▶ BRIEF: The records below are to be copied word for word, with every picture left out.

(Recorded data)
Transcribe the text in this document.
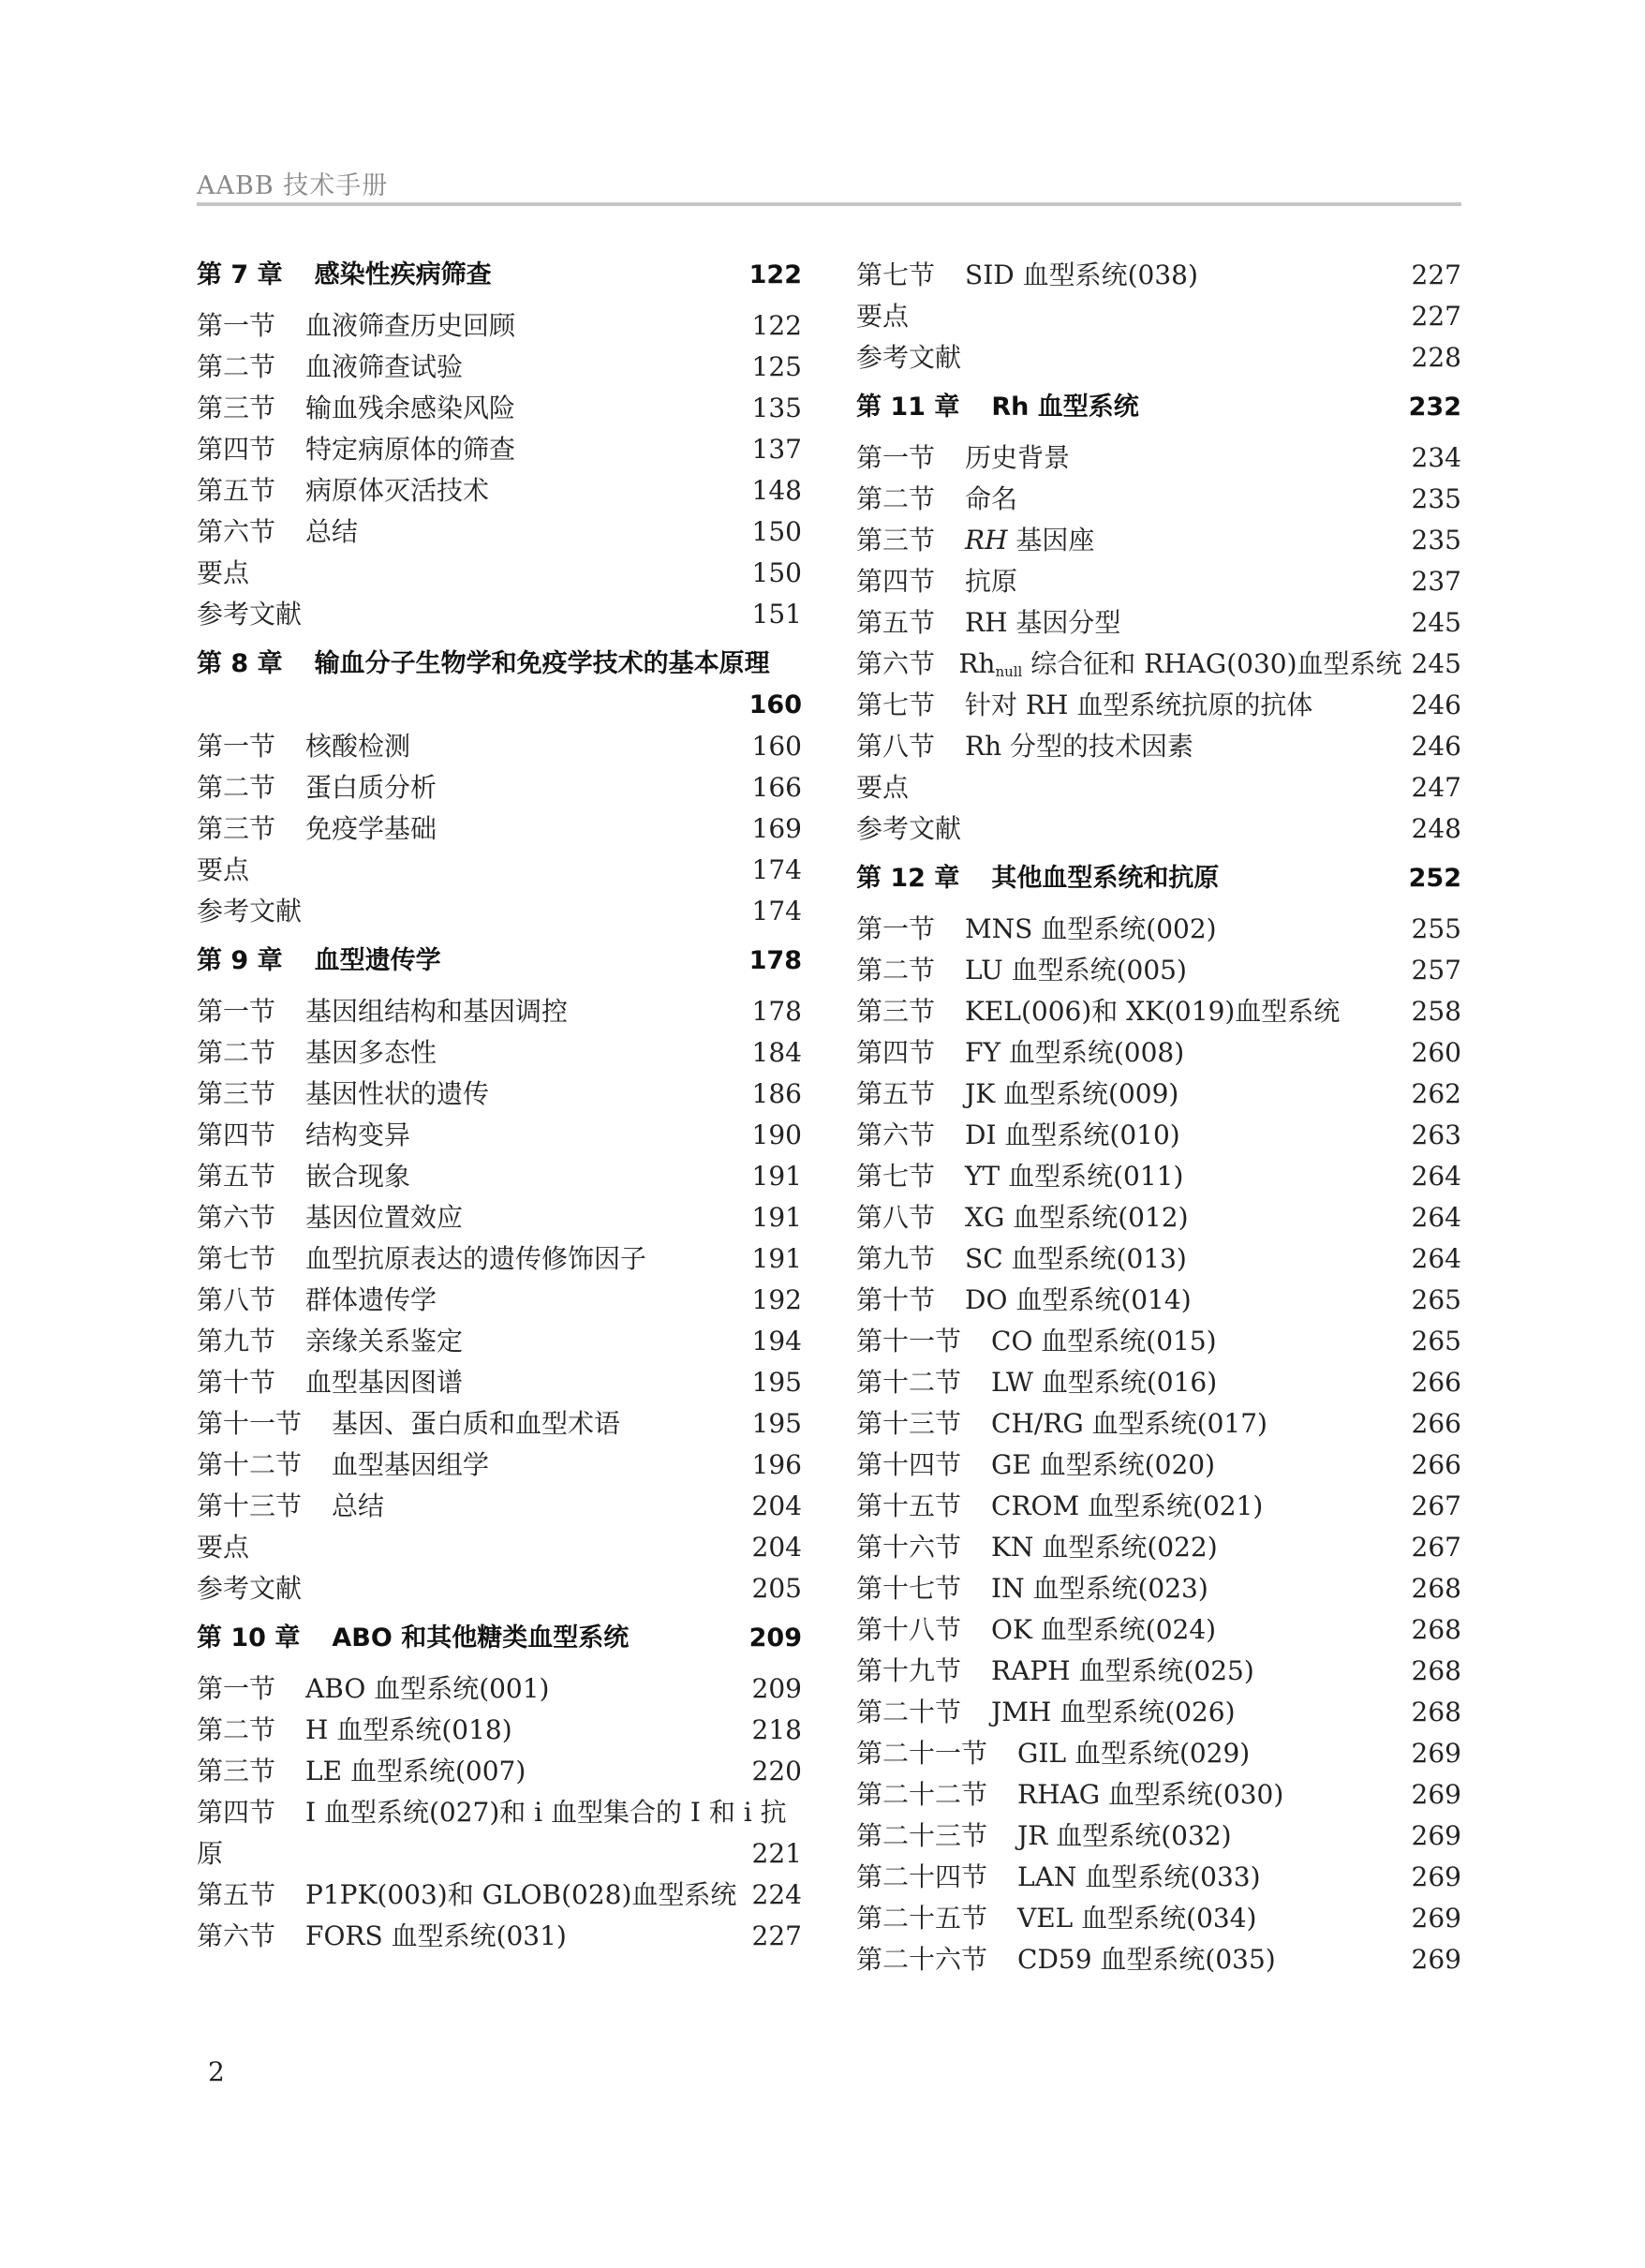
AABB 技术手册
第 7 章 感染性疾病筛查	122
第一节 血液筛查历史回顾	122
第二节 血液筛查试验	125
第三节 输血残余感染风险	135
第四节 特定病原体的筛查	137
第五节 病原体灭活技术	148
第六节 总结	150
要点	150
参考文献	151
第 8 章 输血分子生物学和免疫学技术的基本原理
160
第一节 核酸检测	160
第二节 蛋白质分析	166
第三节 免疫学基础	169
要点	174
参考文献	174
第 9 章 血型遗传学	178
第一节 基因组结构和基因调控	178
第二节 基因多态性	184
第三节 基因性状的遗传	186
第四节 结构变异	190
第五节 嵌合现象	191
第六节 基因位置效应	191
第七节 血型抗原表达的遗传修饰因子	191
第八节 群体遗传学	192
第九节 亲缘关系鉴定	194
第十节 血型基因图谱	195
第十一节 基因、蛋白质和血型术语	195
第十二节 血型基因组学	196
第十三节 总结	204
要点	204
参考文献	205
第 10 章 ABO 和其他糖类血型系统	209
第一节 ABO 血型系统(001)	209
第二节 H 血型系统(018)	218
第三节 LE 血型系统(007)	220
第四节 I 血型系统(027)和 i 血型集合的 I 和 i 抗
原	221
第五节 P1PK(003)和 GLOB(028)血型系统 224
第六节 FORS 血型系统(031)	227
第七节 SID 血型系统(038)	227
要点	227
参考文献	228
第 11 章 Rh 血型系统	232
第一节 历史背景	234
第二节 命名	235
第三节 RH 基因座	235
第四节 抗原	237
第五节 RH 基因分型	245
第六节 $Rh_{null}$ 综合征和 RHAG(030)血型系统 245
第七节 针对 RH 血型系统抗原的抗体	246
第八节 Rh 分型的技术因素	246
要点	247
参考文献	248
第 12 章 其他血型系统和抗原	252
第一节 MNS 血型系统(002)	255
第二节 LU 血型系统(005)	257
第三节 KEL(006)和 XK(019)血型系统	258
第四节 FY 血型系统(008)	260
第五节 JK 血型系统(009)	262
第六节 DI 血型系统(010)	263
第七节 YT 血型系统(011)	264
第八节 XG 血型系统(012)	264
第九节 SC 血型系统(013)	264
第十节 DO 血型系统(014)	265
第十一节 CO 血型系统(015)	265
第十二节 LW 血型系统(016)	266
第十三节 CH/RG 血型系统(017)	266
第十四节 GE 血型系统(020)	266
第十五节 CROM 血型系统(021)	267
第十六节 KN 血型系统(022)	267
第十七节 IN 血型系统(023)	268
第十八节 OK 血型系统(024)	268
第十九节 RAPH 血型系统(025)	268
第二十节 JMH 血型系统(026)	268
第二十一节 GIL 血型系统(029)	269
第二十二节 RHAG 血型系统(030)	269
第二十三节 JR 血型系统(032)	269
第二十四节 LAN 血型系统(033)	269
第二十五节 VEL 血型系统(034)	269
第二十六节 CD59 血型系统(035)	269
2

▶ ANSWER TO THE EXERCISE:
Transcribe the text in this document.
AABB 技术手册
第 7 章 感染性疾病筛查	122
第一节 血液筛查历史回顾	122
第二节 血液筛查试验	125
第三节 输血残余感染风险	135
第四节 特定病原体的筛查	137
第五节 病原体灭活技术	148
第六节 总结	150
要点	150
参考文献	151
第 8 章 输血分子生物学和免疫学技术的基本原理
160
第一节 核酸检测	160
第二节 蛋白质分析	166
第三节 免疫学基础	169
要点	174
参考文献	174
第 9 章 血型遗传学	178
第一节 基因组结构和基因调控	178
第二节 基因多态性	184
第三节 基因性状的遗传	186
第四节 结构变异	190
第五节 嵌合现象	191
第六节 基因位置效应	191
第七节 血型抗原表达的遗传修饰因子	191
第八节 群体遗传学	192
第九节 亲缘关系鉴定	194
第十节 血型基因图谱	195
第十一节 基因、蛋白质和血型术语	195
第十二节 血型基因组学	196
第十三节 总结	204
要点	204
参考文献	205
第 10 章 ABO 和其他糖类血型系统	209
第一节 ABO 血型系统(001)	209
第二节 H 血型系统(018)	218
第三节 LE 血型系统(007)	220
第四节 I 血型系统(027)和 i 血型集合的 I 和 i 抗
原	221
第五节 P1PK(003)和 GLOB(028)血型系统 224
第六节 FORS 血型系统(031)	227
第七节 SID 血型系统(038)	227
要点	227
参考文献	228
第 11 章 Rh 血型系统	232
第一节 历史背景	234
第二节 命名	235
第三节 RH 基因座	235
第四节 抗原	237
第五节 RH 基因分型	245
第六节 $Rh_{null}$ 综合征和 RHAG(030)血型系统 245
第七节 针对 RH 血型系统抗原的抗体	246
第八节 Rh 分型的技术因素	246
要点	247
参考文献	248
第 12 章 其他血型系统和抗原	252
第一节 MNS 血型系统(002)	255
第二节 LU 血型系统(005)	257
第三节 KEL(006)和 XK(019)血型系统	258
第四节 FY 血型系统(008)	260
第五节 JK 血型系统(009)	262
第六节 DI 血型系统(010)	263
第七节 YT 血型系统(011)	264
第八节 XG 血型系统(012)	264
第九节 SC 血型系统(013)	264
第十节 DO 血型系统(014)	265
第十一节 CO 血型系统(015)	265
第十二节 LW 血型系统(016)	266
第十三节 CH/RG 血型系统(017)	266
第十四节 GE 血型系统(020)	266
第十五节 CROM 血型系统(021)	267
第十六节 KN 血型系统(022)	267
第十七节 IN 血型系统(023)	268
第十八节 OK 血型系统(024)	268
第十九节 RAPH 血型系统(025)	268
第二十节 JMH 血型系统(026)	268
第二十一节 GIL 血型系统(029)	269
第二十二节 RHAG 血型系统(030)	269
第二十三节 JR 血型系统(032)	269
第二十四节 LAN 血型系统(033)	269
第二十五节 VEL 血型系统(034)	269
第二十六节 CD59 血型系统(035)	269
2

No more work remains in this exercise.